» **Data rows**
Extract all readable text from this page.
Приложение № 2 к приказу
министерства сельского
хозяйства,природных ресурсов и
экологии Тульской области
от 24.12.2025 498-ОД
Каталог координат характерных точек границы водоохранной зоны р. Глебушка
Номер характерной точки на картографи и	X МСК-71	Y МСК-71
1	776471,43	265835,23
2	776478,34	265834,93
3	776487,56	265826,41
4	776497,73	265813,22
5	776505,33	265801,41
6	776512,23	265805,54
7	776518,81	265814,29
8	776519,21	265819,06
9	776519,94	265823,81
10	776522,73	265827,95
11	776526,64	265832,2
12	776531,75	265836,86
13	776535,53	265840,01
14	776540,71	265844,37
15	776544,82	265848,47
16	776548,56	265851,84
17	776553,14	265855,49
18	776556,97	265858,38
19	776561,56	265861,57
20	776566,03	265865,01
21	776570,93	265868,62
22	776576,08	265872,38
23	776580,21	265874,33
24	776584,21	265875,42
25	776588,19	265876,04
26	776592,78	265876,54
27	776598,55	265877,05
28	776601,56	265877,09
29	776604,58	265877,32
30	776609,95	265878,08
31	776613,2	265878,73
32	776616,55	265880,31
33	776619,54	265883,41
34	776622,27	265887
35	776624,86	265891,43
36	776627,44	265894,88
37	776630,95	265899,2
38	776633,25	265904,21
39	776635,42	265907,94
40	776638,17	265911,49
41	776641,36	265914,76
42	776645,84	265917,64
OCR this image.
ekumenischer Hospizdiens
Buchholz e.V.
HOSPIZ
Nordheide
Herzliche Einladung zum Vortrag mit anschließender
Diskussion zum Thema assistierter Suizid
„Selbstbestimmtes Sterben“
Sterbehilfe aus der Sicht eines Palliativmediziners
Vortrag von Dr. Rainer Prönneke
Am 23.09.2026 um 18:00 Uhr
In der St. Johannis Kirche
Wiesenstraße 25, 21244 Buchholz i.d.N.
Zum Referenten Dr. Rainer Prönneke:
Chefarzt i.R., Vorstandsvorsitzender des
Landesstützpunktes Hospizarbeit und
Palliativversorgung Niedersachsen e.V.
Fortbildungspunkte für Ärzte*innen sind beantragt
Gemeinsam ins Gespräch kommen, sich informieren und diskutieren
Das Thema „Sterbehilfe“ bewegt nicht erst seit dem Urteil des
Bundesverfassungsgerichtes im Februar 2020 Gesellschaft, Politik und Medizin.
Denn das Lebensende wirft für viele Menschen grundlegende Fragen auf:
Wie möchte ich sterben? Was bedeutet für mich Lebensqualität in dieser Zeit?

» **Request**
Nothing may be left out: return each entry exactly as it reads.

» **The answer**
Extract all readable text from this page.
Приложение № 2 к приказу
министерства сельского
хозяйства,природных ресурсов и
экологии Тульской области
от 24.12.2025 498-ОД
Каталог координат характерных точек границы водоохранной зоны р. Глебушка
Номер характерной точки на картографи и	X МСК-71	Y МСК-71
1	776471,43	265835,23
2	776478,34	265834,93
3	776487,56	265826,41
4	776497,73	265813,22
5	776505,33	265801,41
6	776512,23	265805,54
7	776518,81	265814,29
8	776519,21	265819,06
9	776519,94	265823,81
10	776522,73	265827,95
11	776526,64	265832,2
12	776531,75	265836,86
13	776535,53	265840,01
14	776540,71	265844,37
15	776544,82	265848,47
16	776548,56	265851,84
17	776553,14	265855,49
18	776556,97	265858,38
19	776561,56	265861,57
20	776566,03	265865,01
21	776570,93	265868,62
22	776576,08	265872,38
23	776580,21	265874,33
24	776584,21	265875,42
25	776588,19	265876,04
26	776592,78	265876,54
27	776598,55	265877,05
28	776601,56	265877,09
29	776604,58	265877,32
30	776609,95	265878,08
31	776613,2	265878,73
32	776616,55	265880,31
33	776619,54	265883,41
34	776622,27	265887
35	776624,86	265891,43
36	776627,44	265894,88
37	776630,95	265899,2
38	776633,25	265904,21
39	776635,42	265907,94
40	776638,17	265911,49
41	776641,36	265914,76
42	776645,84	265917,64
OCR this image.
ekumenischer Hospizdiens
Buchholz e.V.
HOSPIZ
Nordheide
Herzliche Einladung zum Vortrag mit anschließender
Diskussion zum Thema assistierter Suizid
„Selbstbestimmtes Sterben“
Sterbehilfe aus der Sicht eines Palliativmediziners
Vortrag von Dr. Rainer Prönneke
Am 23.09.2026 um 18:00 Uhr
In der St. Johannis Kirche
Wiesenstraße 25, 21244 Buchholz i.d.N.
Zum Referenten Dr. Rainer Prönneke:
Chefarzt i.R., Vorstandsvorsitzender des
Landesstützpunktes Hospizarbeit und
Palliativversorgung Niedersachsen e.V.
Fortbildungspunkte für Ärzte*innen sind beantragt
Gemeinsam ins Gespräch kommen, sich informieren und diskutieren
Das Thema „Sterbehilfe“ bewegt nicht erst seit dem Urteil des
Bundesverfassungsgerichtes im Februar 2020 Gesellschaft, Politik und Medizin.
Denn das Lebensende wirft für viele Menschen grundlegende Fragen auf:
Wie möchte ich sterben? Was bedeutet für mich Lebensqualität in dieser Zeit?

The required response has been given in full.